### PROBLEM TO SOLVE
Pull every line containing "type" from the entries.
-- start of EXERCISE INPUTS --
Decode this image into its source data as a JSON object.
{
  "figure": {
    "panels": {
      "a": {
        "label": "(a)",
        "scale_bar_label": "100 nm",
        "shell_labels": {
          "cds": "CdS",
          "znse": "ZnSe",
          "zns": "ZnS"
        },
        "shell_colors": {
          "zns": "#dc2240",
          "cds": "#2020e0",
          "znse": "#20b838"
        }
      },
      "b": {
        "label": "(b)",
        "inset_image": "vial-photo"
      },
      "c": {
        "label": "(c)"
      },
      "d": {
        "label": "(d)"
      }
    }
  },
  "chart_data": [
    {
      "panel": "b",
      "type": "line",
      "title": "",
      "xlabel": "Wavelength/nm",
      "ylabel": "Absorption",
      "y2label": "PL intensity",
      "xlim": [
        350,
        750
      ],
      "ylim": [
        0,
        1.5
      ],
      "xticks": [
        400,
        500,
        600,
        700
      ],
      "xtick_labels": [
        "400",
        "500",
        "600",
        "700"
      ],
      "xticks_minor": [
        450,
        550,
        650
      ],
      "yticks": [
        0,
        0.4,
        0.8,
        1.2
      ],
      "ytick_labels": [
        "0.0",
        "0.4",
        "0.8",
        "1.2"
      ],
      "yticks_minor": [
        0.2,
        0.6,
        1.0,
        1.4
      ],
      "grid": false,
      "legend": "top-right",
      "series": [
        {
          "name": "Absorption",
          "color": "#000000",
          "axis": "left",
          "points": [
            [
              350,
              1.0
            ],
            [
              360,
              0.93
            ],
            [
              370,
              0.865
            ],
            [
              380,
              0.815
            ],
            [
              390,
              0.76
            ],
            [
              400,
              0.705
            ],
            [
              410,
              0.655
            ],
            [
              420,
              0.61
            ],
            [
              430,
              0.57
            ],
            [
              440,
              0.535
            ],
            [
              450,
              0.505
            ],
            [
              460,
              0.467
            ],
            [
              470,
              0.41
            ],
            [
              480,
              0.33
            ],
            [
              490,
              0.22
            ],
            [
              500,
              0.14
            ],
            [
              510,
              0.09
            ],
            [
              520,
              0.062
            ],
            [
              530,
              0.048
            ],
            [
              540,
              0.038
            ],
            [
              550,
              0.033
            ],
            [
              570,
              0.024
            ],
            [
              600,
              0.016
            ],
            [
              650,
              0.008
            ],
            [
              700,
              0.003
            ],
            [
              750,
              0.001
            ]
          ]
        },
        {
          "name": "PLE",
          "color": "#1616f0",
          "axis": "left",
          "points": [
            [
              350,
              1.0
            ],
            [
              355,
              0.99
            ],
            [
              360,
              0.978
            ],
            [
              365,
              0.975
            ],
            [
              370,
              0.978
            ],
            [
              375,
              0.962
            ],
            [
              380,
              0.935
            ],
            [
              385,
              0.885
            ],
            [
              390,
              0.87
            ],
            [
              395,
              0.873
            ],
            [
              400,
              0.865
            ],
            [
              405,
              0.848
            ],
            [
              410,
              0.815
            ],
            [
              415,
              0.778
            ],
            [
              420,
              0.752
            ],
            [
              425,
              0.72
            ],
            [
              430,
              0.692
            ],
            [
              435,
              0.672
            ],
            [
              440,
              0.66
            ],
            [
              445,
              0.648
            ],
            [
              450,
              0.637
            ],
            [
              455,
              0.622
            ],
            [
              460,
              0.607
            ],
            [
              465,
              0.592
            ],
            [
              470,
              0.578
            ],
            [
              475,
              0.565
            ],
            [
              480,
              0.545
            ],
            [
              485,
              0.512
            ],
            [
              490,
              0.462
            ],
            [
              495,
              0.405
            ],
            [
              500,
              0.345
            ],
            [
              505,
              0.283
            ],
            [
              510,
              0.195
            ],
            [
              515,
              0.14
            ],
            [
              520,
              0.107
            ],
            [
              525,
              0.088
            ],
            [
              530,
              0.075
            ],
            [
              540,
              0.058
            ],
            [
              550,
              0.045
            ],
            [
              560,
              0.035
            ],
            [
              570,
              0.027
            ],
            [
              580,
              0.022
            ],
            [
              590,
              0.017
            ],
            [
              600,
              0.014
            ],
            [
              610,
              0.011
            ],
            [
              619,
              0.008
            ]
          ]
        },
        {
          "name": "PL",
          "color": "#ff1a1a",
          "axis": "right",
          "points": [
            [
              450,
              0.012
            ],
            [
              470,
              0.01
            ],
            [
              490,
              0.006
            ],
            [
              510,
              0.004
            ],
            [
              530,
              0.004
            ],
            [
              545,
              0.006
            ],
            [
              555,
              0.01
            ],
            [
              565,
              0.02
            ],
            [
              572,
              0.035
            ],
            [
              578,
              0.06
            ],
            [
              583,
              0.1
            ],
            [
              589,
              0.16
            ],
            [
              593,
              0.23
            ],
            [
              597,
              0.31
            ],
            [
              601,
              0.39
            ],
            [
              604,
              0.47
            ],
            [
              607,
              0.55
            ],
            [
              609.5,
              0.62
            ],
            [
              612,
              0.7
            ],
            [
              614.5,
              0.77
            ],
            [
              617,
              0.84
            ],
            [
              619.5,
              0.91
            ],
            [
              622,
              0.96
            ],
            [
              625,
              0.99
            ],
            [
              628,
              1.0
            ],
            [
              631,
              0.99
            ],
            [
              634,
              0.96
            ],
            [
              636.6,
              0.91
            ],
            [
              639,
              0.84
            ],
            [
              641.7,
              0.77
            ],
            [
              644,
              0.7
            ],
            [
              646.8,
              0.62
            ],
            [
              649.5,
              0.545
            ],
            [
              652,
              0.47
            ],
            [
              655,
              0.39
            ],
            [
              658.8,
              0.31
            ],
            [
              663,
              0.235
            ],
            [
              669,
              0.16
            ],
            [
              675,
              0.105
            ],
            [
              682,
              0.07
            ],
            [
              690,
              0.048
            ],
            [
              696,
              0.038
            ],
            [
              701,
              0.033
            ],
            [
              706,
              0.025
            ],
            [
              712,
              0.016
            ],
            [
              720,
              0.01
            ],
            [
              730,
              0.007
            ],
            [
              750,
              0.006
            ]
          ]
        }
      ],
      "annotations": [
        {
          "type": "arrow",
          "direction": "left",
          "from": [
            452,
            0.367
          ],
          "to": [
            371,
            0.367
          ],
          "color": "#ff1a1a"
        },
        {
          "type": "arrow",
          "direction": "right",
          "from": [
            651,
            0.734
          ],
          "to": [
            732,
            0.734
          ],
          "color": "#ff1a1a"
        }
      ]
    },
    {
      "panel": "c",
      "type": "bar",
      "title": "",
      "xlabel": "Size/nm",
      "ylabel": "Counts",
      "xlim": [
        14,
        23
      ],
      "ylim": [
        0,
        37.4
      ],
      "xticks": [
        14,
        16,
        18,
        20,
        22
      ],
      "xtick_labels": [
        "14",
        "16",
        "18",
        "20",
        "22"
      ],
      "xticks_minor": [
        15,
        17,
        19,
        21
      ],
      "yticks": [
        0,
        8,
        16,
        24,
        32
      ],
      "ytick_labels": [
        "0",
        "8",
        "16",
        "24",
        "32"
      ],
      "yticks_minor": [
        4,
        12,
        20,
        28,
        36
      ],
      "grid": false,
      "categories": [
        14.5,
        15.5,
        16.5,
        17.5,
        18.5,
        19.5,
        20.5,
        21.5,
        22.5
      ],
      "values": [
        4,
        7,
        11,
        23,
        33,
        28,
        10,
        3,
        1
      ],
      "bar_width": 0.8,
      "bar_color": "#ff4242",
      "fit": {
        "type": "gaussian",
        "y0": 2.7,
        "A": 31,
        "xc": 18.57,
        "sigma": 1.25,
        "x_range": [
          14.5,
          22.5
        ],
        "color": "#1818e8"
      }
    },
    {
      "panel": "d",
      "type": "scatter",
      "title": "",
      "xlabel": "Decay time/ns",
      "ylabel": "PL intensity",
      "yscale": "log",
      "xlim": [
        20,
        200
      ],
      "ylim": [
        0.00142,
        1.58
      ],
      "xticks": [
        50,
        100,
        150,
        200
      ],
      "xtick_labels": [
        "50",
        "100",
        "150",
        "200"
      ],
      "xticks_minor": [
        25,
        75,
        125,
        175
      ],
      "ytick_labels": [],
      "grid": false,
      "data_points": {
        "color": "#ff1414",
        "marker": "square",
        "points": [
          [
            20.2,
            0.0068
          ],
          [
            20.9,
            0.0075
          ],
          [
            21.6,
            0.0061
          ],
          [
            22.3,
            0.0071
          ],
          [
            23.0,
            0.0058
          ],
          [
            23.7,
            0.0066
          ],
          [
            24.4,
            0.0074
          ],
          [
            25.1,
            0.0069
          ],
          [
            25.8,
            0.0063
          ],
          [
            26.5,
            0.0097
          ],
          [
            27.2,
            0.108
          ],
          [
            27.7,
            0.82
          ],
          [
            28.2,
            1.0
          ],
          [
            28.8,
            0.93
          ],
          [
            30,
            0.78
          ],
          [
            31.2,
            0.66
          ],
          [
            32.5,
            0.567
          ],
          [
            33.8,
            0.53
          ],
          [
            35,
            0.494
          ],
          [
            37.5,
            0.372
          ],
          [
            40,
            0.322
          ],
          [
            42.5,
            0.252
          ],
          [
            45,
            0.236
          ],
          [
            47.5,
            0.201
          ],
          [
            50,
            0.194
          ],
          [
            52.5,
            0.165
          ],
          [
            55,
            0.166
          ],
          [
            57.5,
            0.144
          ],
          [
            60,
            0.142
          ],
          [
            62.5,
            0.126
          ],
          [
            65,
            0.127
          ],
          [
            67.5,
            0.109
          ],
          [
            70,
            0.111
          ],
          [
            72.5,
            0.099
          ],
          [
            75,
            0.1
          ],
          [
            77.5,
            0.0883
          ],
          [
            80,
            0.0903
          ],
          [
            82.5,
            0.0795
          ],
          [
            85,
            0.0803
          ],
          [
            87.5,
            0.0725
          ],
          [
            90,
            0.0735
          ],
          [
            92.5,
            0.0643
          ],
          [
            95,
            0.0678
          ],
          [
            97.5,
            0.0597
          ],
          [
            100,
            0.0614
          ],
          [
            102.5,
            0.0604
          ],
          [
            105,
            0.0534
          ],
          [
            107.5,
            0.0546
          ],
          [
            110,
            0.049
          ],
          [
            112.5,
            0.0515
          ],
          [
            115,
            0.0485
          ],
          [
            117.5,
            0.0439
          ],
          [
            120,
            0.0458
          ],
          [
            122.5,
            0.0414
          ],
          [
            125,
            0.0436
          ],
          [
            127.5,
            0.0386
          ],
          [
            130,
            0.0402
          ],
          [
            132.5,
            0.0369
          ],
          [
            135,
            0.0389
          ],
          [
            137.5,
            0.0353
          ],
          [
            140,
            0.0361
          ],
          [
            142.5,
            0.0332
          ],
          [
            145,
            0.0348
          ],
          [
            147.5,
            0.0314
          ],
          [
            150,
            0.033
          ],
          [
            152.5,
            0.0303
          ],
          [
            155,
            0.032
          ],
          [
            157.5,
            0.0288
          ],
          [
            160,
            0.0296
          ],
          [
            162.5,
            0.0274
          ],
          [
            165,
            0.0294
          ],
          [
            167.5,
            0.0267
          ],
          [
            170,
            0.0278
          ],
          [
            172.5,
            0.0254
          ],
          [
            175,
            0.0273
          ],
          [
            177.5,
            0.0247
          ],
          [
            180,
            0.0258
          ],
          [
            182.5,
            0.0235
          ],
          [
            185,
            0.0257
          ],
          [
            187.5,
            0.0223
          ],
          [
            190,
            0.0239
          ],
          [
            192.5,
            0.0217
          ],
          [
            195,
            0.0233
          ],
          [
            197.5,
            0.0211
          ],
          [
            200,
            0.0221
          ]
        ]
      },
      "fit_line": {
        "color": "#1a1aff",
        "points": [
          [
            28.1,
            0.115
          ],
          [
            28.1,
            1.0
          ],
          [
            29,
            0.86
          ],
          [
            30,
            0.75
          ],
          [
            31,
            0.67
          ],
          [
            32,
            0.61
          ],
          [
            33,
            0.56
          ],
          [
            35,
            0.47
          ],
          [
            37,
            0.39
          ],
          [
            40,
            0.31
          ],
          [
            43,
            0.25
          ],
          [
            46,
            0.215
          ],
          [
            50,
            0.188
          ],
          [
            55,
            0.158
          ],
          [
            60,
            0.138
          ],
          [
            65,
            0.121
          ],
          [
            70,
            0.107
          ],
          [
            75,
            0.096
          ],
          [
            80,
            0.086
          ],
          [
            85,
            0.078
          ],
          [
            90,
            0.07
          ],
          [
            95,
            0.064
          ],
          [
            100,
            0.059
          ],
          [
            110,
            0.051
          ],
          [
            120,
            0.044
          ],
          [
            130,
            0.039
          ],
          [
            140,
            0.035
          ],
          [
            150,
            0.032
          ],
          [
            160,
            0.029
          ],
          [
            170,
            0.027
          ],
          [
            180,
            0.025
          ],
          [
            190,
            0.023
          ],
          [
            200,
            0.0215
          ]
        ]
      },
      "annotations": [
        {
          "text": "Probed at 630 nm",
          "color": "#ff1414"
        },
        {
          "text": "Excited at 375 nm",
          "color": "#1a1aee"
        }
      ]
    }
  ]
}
-- end of EXERCISE INPUTS --
### CORRECT RESULT
      "type": "line",
          "type": "arrow",
          "type": "arrow",
      "type": "bar",
        "type": "gaussian",
      "type": "scatter",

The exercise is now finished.